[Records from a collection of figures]
- - - - - - -
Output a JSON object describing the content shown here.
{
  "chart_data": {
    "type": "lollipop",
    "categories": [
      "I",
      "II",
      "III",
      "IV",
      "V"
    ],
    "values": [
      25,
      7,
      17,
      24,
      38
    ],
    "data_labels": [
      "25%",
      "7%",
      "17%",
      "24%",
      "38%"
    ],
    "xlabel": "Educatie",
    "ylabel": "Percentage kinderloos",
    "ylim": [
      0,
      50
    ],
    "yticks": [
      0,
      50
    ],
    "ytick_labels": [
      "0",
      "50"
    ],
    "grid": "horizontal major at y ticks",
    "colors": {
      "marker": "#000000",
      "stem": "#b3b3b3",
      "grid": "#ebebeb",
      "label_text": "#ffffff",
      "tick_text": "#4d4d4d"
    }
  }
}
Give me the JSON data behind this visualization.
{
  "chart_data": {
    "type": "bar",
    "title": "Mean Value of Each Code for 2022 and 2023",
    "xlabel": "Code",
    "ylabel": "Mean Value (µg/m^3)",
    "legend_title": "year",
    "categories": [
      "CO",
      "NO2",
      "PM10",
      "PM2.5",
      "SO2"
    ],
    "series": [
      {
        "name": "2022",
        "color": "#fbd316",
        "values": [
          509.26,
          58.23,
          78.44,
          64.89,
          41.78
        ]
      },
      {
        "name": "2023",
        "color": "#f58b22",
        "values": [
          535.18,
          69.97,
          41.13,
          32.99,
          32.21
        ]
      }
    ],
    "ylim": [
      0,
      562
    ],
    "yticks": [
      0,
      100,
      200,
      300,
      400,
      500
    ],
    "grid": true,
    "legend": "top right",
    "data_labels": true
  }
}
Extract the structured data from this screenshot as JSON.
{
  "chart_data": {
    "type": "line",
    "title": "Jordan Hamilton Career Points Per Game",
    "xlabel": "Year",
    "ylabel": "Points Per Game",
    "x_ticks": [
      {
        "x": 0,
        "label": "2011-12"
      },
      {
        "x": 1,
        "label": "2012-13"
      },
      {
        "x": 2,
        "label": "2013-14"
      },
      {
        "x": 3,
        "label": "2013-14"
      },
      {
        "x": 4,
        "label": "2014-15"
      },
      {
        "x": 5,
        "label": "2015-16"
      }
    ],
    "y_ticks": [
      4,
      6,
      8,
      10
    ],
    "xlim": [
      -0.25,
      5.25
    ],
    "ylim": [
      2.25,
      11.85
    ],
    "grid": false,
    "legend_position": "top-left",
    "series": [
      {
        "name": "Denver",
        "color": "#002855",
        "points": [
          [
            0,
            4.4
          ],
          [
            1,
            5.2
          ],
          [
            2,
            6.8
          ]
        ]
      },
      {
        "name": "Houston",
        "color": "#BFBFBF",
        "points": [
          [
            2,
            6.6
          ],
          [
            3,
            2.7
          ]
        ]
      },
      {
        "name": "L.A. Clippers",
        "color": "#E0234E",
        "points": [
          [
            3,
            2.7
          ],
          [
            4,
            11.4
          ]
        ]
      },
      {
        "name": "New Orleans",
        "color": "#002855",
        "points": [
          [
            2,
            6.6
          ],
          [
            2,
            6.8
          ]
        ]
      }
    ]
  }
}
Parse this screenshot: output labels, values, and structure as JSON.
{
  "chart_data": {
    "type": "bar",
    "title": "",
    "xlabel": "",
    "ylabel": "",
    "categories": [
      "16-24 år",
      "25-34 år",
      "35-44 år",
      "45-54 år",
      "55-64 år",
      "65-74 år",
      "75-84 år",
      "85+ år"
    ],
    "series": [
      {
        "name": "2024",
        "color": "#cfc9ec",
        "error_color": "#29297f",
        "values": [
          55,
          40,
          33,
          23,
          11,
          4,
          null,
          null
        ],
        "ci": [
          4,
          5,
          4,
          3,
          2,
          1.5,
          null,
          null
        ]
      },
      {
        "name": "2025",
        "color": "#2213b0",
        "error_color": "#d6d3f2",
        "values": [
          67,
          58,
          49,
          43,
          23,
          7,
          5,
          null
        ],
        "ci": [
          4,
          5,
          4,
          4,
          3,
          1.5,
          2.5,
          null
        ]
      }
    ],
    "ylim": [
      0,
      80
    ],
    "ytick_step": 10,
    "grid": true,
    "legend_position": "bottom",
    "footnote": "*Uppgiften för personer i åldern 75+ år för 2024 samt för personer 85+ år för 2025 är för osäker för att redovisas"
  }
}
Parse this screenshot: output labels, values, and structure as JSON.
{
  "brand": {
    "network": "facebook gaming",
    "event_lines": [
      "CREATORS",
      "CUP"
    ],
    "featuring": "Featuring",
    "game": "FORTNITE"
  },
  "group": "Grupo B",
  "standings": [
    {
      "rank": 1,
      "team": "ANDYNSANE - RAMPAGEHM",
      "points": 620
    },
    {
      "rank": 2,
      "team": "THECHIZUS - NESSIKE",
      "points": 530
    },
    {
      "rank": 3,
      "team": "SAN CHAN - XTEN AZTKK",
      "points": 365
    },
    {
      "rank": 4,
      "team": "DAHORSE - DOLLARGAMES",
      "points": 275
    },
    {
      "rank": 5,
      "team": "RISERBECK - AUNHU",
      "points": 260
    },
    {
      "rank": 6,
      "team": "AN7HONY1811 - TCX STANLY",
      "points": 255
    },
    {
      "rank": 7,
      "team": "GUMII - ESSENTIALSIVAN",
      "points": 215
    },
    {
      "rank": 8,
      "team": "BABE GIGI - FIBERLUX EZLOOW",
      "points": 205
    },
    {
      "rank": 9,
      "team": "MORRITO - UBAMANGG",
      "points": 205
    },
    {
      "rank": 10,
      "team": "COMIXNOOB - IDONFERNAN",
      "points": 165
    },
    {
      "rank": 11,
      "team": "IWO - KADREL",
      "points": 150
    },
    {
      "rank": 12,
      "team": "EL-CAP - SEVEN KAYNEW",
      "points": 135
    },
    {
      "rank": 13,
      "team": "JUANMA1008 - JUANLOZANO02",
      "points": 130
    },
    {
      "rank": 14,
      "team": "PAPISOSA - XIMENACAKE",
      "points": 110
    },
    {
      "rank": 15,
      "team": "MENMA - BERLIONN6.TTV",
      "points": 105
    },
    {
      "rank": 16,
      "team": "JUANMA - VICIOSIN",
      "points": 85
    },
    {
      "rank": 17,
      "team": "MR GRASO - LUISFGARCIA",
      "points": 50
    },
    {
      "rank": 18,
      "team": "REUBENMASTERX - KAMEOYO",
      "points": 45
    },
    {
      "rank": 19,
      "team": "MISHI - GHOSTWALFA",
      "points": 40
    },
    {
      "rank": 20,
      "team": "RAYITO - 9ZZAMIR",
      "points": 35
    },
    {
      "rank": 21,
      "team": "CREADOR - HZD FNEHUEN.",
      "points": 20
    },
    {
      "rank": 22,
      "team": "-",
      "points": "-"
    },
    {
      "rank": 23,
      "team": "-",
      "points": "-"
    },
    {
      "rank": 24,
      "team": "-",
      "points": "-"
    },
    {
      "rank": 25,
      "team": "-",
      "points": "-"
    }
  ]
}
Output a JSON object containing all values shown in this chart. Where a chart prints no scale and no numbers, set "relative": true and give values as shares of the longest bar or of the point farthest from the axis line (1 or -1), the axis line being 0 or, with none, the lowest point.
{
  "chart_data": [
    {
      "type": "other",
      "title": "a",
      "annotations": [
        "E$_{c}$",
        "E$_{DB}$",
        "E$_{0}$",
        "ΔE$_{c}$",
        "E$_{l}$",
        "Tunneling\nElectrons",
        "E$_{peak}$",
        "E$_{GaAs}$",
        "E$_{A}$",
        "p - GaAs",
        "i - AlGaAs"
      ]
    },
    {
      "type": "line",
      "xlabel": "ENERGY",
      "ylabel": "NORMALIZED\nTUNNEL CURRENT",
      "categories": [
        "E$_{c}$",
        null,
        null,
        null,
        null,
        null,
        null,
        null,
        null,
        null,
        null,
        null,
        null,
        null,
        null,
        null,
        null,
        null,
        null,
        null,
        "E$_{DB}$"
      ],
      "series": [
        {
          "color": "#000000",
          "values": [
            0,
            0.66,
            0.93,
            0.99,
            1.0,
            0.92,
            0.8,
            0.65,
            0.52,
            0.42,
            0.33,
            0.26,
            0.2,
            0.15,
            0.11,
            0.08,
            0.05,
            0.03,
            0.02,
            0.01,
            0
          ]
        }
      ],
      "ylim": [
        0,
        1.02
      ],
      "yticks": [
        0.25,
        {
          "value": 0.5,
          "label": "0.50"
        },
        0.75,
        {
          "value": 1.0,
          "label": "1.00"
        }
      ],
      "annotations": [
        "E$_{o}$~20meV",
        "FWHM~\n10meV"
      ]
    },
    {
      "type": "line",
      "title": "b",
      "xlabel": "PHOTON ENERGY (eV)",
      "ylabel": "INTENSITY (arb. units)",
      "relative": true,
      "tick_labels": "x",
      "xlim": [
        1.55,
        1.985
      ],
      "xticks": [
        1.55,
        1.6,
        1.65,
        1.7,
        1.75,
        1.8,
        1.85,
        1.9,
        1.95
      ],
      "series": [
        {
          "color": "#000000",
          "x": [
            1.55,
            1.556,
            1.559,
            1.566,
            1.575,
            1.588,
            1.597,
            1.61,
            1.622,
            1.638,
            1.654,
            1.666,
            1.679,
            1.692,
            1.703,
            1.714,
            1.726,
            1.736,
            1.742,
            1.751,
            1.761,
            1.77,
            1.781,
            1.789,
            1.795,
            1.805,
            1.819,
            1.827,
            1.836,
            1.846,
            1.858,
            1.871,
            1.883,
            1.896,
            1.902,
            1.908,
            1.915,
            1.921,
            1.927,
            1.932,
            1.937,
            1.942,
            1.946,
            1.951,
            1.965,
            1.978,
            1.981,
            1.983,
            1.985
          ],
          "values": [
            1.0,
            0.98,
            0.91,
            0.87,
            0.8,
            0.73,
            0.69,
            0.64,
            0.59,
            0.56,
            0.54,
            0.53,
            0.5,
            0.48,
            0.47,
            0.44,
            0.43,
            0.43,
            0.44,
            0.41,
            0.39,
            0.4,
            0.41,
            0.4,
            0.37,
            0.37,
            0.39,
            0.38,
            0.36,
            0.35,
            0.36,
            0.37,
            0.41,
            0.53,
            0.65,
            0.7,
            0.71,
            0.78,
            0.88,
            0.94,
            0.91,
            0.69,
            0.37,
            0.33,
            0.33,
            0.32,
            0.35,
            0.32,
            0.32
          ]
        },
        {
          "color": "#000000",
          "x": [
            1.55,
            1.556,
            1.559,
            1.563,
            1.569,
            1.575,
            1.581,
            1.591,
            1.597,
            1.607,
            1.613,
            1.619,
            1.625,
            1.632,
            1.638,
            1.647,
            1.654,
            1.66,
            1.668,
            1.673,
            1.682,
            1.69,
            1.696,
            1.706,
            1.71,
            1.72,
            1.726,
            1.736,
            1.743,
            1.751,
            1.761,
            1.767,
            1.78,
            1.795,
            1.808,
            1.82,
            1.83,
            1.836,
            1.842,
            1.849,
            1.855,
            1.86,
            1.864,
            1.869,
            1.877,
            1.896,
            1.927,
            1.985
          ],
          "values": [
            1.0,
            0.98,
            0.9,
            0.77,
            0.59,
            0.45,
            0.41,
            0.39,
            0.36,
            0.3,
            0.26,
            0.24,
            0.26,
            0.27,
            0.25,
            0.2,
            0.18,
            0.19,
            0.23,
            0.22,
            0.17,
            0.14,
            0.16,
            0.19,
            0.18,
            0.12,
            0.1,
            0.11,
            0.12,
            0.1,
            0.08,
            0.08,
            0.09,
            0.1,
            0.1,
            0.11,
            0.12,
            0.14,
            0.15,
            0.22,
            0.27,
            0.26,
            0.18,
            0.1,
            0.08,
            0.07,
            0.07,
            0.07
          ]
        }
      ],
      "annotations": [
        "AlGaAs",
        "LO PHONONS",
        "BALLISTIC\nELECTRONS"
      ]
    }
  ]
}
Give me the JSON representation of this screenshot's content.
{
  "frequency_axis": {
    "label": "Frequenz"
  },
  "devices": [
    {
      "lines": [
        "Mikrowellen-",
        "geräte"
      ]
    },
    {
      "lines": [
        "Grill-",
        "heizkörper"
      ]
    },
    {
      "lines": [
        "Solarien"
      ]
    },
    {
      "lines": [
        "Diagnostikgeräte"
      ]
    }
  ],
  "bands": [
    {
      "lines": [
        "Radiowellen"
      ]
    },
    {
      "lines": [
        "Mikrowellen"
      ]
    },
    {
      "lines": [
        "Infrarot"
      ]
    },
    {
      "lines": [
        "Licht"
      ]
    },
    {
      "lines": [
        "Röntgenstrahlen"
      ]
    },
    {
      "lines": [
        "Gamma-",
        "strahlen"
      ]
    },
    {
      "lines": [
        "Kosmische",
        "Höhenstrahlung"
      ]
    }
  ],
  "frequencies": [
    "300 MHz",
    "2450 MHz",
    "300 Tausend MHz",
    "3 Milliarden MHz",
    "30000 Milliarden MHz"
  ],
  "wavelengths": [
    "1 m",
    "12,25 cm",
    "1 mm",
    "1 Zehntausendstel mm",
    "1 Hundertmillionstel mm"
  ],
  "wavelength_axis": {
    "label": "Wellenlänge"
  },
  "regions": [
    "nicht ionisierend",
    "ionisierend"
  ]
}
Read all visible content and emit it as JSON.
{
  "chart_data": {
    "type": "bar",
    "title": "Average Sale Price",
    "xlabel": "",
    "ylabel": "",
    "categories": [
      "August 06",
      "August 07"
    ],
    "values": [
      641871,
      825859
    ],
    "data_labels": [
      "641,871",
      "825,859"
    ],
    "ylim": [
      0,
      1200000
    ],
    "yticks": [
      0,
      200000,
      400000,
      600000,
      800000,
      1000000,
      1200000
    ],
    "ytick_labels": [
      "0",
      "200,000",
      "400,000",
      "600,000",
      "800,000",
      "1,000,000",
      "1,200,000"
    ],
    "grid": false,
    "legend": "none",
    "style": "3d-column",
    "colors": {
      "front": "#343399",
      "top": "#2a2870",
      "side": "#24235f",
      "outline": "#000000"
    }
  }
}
- - - - - - -
**Direction**: Your reply is one number: how many lines of the records above contain the word "ylabel".

**Exercise answer**: 7